# [Dataset extract]
-- begin --
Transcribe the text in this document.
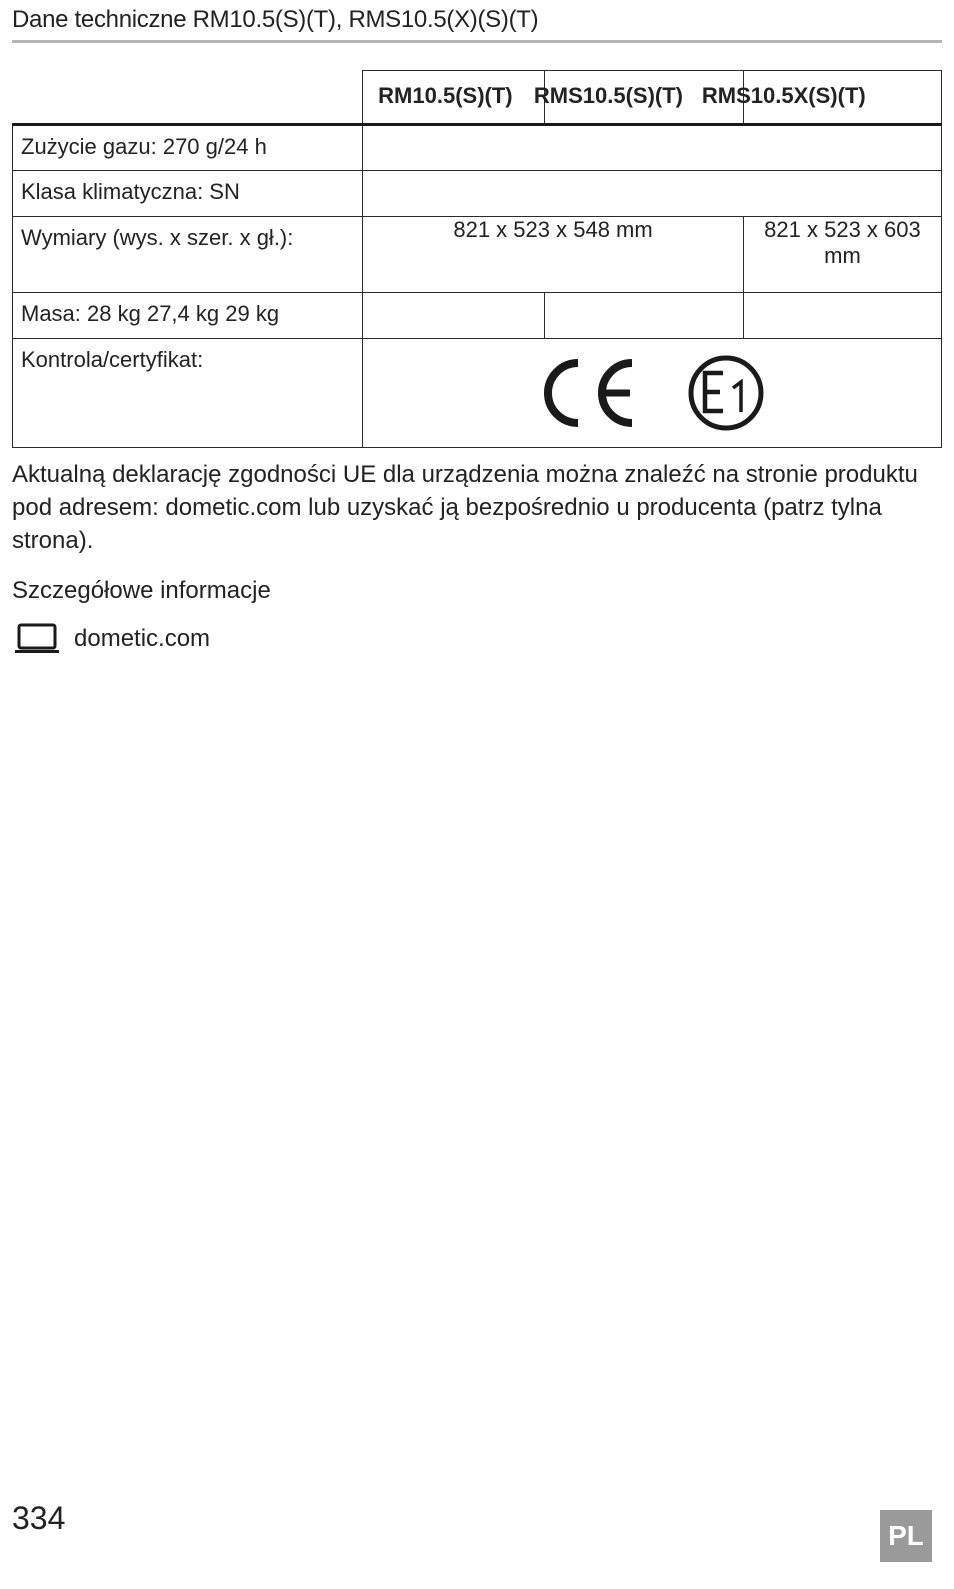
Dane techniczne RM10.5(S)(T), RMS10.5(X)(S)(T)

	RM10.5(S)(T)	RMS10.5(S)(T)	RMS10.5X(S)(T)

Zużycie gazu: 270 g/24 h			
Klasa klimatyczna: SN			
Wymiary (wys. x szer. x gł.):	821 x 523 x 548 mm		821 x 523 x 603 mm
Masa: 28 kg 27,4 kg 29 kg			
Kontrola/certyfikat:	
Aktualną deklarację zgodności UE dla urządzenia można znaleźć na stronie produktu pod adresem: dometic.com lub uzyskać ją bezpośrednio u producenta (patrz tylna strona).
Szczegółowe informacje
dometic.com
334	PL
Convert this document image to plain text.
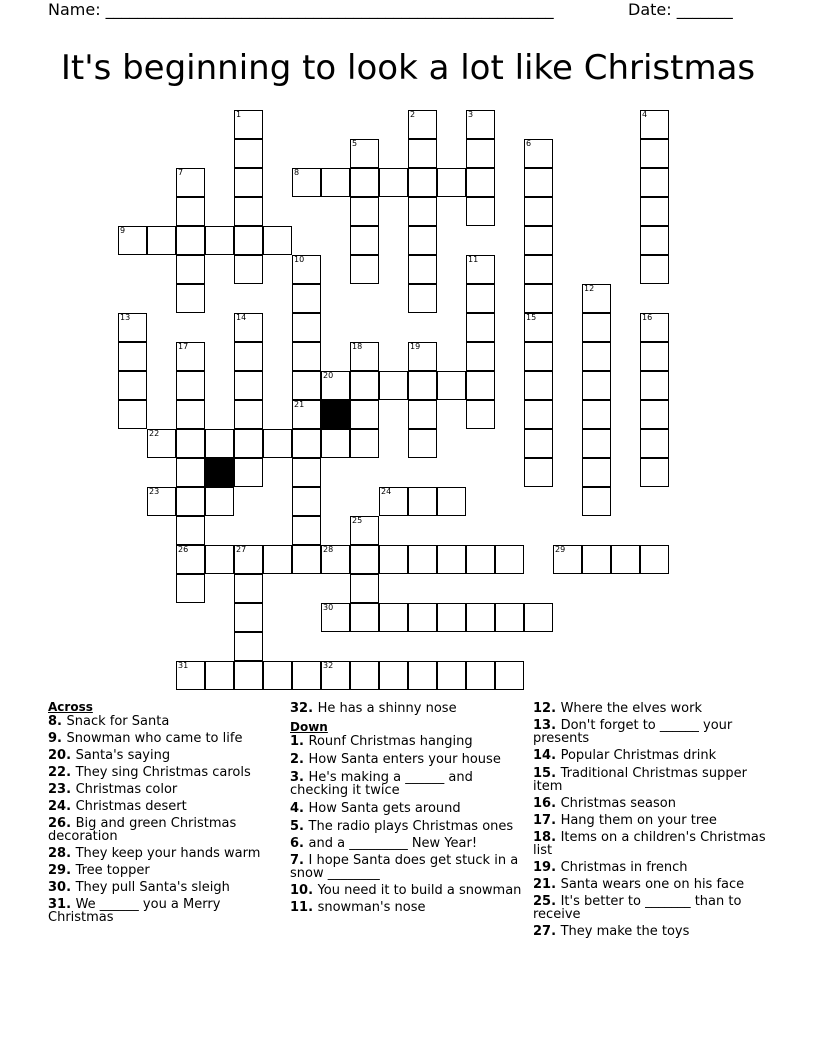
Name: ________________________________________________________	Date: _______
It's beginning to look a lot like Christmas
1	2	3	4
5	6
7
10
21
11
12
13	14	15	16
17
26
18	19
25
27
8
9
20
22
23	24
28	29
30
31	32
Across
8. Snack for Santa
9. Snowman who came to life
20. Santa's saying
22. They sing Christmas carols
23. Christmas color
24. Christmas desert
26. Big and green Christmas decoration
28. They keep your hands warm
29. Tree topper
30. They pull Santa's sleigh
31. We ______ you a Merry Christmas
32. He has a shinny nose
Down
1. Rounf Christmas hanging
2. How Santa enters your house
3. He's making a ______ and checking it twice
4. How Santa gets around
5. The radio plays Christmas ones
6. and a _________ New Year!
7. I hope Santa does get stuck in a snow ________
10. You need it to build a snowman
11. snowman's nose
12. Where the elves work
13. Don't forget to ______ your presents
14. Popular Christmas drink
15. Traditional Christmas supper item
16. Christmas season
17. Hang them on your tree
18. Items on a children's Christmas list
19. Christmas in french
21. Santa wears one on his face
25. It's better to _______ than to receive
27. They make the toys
-- end --
-- begin --
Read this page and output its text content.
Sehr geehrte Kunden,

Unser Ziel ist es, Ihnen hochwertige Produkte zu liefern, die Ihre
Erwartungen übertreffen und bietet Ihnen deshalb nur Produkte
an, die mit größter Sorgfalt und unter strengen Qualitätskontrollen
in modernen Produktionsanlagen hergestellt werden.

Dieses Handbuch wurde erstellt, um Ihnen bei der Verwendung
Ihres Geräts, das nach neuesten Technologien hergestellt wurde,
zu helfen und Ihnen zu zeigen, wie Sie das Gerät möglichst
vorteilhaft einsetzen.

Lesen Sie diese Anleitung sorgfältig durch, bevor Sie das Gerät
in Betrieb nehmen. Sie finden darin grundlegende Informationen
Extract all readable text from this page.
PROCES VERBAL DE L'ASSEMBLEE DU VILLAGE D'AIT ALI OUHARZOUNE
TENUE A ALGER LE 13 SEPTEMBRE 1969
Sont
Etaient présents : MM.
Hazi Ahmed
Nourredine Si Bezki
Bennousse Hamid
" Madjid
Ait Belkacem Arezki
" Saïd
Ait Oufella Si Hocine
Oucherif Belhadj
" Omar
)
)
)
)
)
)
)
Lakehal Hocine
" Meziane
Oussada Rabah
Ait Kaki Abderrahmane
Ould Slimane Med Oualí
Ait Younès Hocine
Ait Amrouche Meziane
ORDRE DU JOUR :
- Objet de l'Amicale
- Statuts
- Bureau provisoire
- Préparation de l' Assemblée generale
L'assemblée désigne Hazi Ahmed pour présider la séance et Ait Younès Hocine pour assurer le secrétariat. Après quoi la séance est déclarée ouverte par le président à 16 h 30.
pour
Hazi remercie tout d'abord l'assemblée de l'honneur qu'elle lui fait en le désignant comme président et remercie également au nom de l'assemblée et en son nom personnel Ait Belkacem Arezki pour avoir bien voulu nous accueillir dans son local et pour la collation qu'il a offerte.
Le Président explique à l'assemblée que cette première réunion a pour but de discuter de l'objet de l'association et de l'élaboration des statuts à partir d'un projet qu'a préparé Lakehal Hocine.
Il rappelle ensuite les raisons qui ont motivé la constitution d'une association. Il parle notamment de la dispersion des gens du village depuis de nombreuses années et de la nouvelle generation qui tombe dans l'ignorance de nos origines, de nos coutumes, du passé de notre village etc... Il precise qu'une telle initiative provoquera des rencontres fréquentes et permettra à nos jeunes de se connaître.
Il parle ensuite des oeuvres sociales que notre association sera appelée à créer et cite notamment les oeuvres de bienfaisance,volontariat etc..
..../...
-- end --
# [Task statement]
Read the entries and select each line where the word "They" is found.

# [Solution to the problem]
22. They sing Christmas carols
28. They keep your hands warm
30. They pull Santa's sleigh
27. They make the toys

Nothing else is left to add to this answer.